● Items:
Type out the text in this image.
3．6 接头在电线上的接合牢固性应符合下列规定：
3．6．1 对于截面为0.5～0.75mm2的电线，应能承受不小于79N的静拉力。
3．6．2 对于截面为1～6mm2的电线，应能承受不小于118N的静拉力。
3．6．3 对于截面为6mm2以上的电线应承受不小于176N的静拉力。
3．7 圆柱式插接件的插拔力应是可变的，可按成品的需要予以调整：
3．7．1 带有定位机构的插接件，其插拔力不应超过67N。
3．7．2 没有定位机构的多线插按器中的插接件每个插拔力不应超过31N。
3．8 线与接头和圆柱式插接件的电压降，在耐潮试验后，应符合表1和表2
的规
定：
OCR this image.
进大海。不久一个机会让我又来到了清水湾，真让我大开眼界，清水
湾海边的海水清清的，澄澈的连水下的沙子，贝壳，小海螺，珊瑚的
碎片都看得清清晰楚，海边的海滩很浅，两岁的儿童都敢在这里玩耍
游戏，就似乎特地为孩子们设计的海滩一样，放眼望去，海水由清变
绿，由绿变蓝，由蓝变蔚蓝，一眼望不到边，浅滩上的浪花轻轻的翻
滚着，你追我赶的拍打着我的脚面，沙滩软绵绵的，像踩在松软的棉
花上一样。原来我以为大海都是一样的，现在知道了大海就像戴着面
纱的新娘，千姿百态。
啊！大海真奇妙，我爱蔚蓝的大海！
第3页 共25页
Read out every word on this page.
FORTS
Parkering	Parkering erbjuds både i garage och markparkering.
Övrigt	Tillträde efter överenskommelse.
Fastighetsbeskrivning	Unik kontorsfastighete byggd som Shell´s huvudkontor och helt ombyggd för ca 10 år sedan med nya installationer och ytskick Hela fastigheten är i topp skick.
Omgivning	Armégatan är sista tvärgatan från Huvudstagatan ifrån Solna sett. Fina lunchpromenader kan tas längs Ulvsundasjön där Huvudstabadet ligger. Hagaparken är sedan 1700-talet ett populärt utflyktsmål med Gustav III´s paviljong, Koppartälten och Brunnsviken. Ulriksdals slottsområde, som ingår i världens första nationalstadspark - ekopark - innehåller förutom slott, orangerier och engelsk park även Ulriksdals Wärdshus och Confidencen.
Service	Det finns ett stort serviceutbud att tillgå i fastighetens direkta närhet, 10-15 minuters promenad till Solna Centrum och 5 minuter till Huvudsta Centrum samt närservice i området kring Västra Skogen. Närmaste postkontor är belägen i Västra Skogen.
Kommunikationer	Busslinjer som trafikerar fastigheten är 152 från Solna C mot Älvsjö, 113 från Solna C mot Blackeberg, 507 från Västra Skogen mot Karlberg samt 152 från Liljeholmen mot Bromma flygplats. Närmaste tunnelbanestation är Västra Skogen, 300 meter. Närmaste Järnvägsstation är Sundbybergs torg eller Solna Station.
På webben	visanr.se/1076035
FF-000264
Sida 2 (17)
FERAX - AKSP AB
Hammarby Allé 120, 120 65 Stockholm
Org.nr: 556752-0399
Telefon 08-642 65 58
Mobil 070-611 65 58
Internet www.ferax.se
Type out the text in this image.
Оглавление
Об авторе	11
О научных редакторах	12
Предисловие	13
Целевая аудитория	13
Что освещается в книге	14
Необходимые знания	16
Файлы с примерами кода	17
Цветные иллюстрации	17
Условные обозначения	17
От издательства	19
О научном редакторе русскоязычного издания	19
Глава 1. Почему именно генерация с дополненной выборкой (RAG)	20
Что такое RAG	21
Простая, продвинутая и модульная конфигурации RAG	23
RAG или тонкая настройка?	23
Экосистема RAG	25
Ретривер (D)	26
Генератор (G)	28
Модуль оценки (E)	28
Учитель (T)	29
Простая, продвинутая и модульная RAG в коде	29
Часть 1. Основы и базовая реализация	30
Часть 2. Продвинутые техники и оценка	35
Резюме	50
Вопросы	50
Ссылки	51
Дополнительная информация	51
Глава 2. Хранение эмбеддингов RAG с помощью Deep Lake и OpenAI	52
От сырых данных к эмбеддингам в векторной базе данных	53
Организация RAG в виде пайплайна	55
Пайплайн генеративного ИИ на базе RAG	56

● Required task: Quote all of the entries exactly as they appear.

● Exercise response:
Type out the text in this image.
3．6 接头在电线上的接合牢固性应符合下列规定：
3．6．1 对于截面为0.5～0.75mm2的电线，应能承受不小于79N的静拉力。
3．6．2 对于截面为1～6mm2的电线，应能承受不小于118N的静拉力。
3．6．3 对于截面为6mm2以上的电线应承受不小于176N的静拉力。
3．7 圆柱式插接件的插拔力应是可变的，可按成品的需要予以调整：
3．7．1 带有定位机构的插接件，其插拔力不应超过67N。
3．7．2 没有定位机构的多线插按器中的插接件每个插拔力不应超过31N。
3．8 线与接头和圆柱式插接件的电压降，在耐潮试验后，应符合表1和表2
的规
定：
OCR this image.
进大海。不久一个机会让我又来到了清水湾，真让我大开眼界，清水
湾海边的海水清清的，澄澈的连水下的沙子，贝壳，小海螺，珊瑚的
碎片都看得清清晰楚，海边的海滩很浅，两岁的儿童都敢在这里玩耍
游戏，就似乎特地为孩子们设计的海滩一样，放眼望去，海水由清变
绿，由绿变蓝，由蓝变蔚蓝，一眼望不到边，浅滩上的浪花轻轻的翻
滚着，你追我赶的拍打着我的脚面，沙滩软绵绵的，像踩在松软的棉
花上一样。原来我以为大海都是一样的，现在知道了大海就像戴着面
纱的新娘，千姿百态。
啊！大海真奇妙，我爱蔚蓝的大海！
第3页 共25页
Read out every word on this page.
FORTS
Parkering	Parkering erbjuds både i garage och markparkering.
Övrigt	Tillträde efter överenskommelse.
Fastighetsbeskrivning	Unik kontorsfastighete byggd som Shell´s huvudkontor och helt ombyggd för ca 10 år sedan med nya installationer och ytskick Hela fastigheten är i topp skick.
Omgivning	Armégatan är sista tvärgatan från Huvudstagatan ifrån Solna sett. Fina lunchpromenader kan tas längs Ulvsundasjön där Huvudstabadet ligger. Hagaparken är sedan 1700-talet ett populärt utflyktsmål med Gustav III´s paviljong, Koppartälten och Brunnsviken. Ulriksdals slottsområde, som ingår i världens första nationalstadspark - ekopark - innehåller förutom slott, orangerier och engelsk park även Ulriksdals Wärdshus och Confidencen.
Service	Det finns ett stort serviceutbud att tillgå i fastighetens direkta närhet, 10-15 minuters promenad till Solna Centrum och 5 minuter till Huvudsta Centrum samt närservice i området kring Västra Skogen. Närmaste postkontor är belägen i Västra Skogen.
Kommunikationer	Busslinjer som trafikerar fastigheten är 152 från Solna C mot Älvsjö, 113 från Solna C mot Blackeberg, 507 från Västra Skogen mot Karlberg samt 152 från Liljeholmen mot Bromma flygplats. Närmaste tunnelbanestation är Västra Skogen, 300 meter. Närmaste Järnvägsstation är Sundbybergs torg eller Solna Station.
På webben	visanr.se/1076035
FF-000264
Sida 2 (17)
FERAX - AKSP AB
Hammarby Allé 120, 120 65 Stockholm
Org.nr: 556752-0399
Telefon 08-642 65 58
Mobil 070-611 65 58
Internet www.ferax.se
Type out the text in this image.
Оглавление
Об авторе	11
О научных редакторах	12
Предисловие	13
Целевая аудитория	13
Что освещается в книге	14
Необходимые знания	16
Файлы с примерами кода	17
Цветные иллюстрации	17
Условные обозначения	17
От издательства	19
О научном редакторе русскоязычного издания	19
Глава 1. Почему именно генерация с дополненной выборкой (RAG)	20
Что такое RAG	21
Простая, продвинутая и модульная конфигурации RAG	23
RAG или тонкая настройка?	23
Экосистема RAG	25
Ретривер (D)	26
Генератор (G)	28
Модуль оценки (E)	28
Учитель (T)	29
Простая, продвинутая и модульная RAG в коде	29
Часть 1. Основы и базовая реализация	30
Часть 2. Продвинутые техники и оценка	35
Резюме	50
Вопросы	50
Ссылки	51
Дополнительная информация	51
Глава 2. Хранение эмбеддингов RAG с помощью Deep Lake и OpenAI	52
От сырых данных к эмбеддингам в векторной базе данных	53
Организация RAG в виде пайплайна	55
Пайплайн генеративного ИИ на базе RAG	56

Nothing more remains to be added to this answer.